» **EXTRACT TO READ**:
ITV led its Friday news bulletins with breaking news of the war on Europe's south-eastern boarder with Asia and the ITV News editor-in-chief, David Mannion, said he believed the BBC had made a mistake with the running order of its 6pm bulletin that day.
"It was an aberration. Russia was at war with Georgia," Mannion told MediaGuardian.co.uk.
"It was a bad call, simple as that. They don't make many but that was a bad call in my view," he added.
ITV News, which is supplied by ITN, dispatched its Middle East correspondent, Julian Manyon, to Georgia on Friday.
The broadcaster's Moscow team joined him there as a third team was dispatched from London over the weekend to extend ITV's coverage of the conflict.
"It may have been small in military terms but it was of vast importance. You have to be there and have a presence on the ground if you're serious about it," Mannion said.
On Saturday, in a sea of coverage about the Beijing Olympics opening ceremony, the Financial Times, the Times, the Guardian and the Daily Telegraph were the only nationals to carry front-page reports about the outbreak of the Georgian war, with reporters filing stories from the Caucasus region and Moscow and Georgia.

» **EXCERPTED RECORDS**:
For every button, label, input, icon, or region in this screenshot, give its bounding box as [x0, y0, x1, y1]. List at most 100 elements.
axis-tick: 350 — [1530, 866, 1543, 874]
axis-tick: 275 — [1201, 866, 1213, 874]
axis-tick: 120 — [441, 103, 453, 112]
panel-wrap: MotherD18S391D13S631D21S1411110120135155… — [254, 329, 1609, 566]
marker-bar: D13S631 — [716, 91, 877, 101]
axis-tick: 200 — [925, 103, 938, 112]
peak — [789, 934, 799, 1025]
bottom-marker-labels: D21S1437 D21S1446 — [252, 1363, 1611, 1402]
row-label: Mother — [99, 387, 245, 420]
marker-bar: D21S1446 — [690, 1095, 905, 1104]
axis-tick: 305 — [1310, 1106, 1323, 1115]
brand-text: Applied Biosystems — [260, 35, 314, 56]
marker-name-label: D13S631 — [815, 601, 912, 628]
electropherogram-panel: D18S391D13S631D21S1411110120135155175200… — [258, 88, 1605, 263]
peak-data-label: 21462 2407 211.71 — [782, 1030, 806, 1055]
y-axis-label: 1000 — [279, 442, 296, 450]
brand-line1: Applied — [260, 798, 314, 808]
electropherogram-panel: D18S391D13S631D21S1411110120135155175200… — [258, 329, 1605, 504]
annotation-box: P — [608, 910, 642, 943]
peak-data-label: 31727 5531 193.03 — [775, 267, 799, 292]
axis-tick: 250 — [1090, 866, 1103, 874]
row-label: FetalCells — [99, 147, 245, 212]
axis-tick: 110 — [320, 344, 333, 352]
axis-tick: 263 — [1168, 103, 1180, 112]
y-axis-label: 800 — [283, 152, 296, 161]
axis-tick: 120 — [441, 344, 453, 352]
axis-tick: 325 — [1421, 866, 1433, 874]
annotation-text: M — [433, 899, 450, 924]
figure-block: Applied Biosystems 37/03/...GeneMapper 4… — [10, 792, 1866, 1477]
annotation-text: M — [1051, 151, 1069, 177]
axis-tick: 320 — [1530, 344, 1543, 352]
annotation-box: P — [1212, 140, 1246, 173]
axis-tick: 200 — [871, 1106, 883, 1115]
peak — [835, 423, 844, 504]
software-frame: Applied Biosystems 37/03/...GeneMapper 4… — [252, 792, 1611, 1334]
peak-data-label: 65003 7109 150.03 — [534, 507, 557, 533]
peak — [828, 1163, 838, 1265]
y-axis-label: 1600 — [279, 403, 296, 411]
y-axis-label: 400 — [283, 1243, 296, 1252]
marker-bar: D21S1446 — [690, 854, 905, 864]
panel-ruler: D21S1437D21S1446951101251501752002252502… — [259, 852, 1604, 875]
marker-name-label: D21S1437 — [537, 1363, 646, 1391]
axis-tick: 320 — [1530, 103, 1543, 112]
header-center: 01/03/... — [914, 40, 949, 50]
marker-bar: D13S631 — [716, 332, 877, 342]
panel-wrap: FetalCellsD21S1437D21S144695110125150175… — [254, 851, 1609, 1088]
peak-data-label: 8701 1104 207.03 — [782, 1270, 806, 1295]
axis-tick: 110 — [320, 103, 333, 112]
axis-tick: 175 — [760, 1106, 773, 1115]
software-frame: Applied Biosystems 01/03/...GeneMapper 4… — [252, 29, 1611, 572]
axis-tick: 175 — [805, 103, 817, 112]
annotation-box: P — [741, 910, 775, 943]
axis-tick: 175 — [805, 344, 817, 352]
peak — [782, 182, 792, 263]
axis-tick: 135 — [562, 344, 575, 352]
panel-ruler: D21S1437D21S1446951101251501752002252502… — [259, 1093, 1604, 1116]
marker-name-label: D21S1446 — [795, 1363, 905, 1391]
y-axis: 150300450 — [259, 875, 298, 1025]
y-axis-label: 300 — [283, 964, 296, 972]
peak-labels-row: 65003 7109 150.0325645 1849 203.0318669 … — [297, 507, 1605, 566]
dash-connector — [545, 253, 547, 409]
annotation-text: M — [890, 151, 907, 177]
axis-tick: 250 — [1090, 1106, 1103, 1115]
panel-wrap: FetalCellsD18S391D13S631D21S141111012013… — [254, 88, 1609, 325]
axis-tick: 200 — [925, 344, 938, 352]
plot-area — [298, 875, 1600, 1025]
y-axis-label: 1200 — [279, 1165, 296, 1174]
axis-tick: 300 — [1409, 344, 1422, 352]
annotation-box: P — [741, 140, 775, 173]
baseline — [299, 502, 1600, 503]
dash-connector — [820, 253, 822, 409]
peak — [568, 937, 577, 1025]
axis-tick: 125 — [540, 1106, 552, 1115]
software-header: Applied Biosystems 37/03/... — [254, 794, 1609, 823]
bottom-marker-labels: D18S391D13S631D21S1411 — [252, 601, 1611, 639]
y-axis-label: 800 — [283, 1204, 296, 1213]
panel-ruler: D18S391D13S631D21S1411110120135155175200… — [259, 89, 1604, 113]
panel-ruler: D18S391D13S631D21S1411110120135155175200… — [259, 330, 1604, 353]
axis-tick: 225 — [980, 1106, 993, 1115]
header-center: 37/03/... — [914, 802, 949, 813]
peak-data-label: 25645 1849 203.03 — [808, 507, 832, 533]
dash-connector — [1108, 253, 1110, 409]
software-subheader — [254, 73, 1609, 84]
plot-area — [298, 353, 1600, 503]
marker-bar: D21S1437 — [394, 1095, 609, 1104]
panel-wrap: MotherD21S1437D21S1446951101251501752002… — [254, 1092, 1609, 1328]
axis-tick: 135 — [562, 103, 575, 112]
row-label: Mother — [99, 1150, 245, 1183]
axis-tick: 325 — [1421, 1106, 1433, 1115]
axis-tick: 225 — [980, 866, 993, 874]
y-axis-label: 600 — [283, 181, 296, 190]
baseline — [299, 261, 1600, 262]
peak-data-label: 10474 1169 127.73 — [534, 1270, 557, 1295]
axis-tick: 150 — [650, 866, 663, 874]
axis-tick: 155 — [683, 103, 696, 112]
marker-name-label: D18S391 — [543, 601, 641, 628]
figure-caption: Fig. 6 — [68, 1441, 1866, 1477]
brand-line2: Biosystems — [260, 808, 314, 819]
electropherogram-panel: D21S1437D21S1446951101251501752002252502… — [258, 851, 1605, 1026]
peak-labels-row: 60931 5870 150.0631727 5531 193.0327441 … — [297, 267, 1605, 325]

» **REQUIREMENT 1**: In one to three sentences, explain why, according to the report on coverage of the Georgian war, Mannion believed ITV had to send teams to Georgia.
» **REQUIREMENT 2**: Decide whether each statement agrees with the report on coverage of the Georgian war, answering yes or no and quoting the deciding words from the report: (a) ITV News is supplied by ITN. (b) Julian Manyon was ITV's Moscow correspondent. (c) The Independent carried a front-page report on the Georgian war on Saturday.
» **REQUIREMENT 3**:
Answer these questions using the report on coverage of the Georgian war:
(a) Who is the editor-in-chief of ITV News?
(b) From where was ITV's third team dispatched?
(c) What event filled most of Saturday's coverage?

» **YOUR SOLUTION 1**: Mannion said the conflict, though "small in military terms," was "of vast importance." He added that "you have to be there and have a presence on the ground if you're serious about it."

» **YOUR SOLUTION 2**:
(a) Yes: "ITV News, which is supplied by ITN"
(b) No: "its Middle East correspondent, Julian Manyon"
(c) No: "the Financial Times, the Times, the Guardian and the Daily Telegraph were the only nationals to carry front-page reports about the outbreak of the Georgian war"

» **YOUR SOLUTION 3**:
(a) David Mannion
(b) London
(c) The Beijing Olympics opening ceremony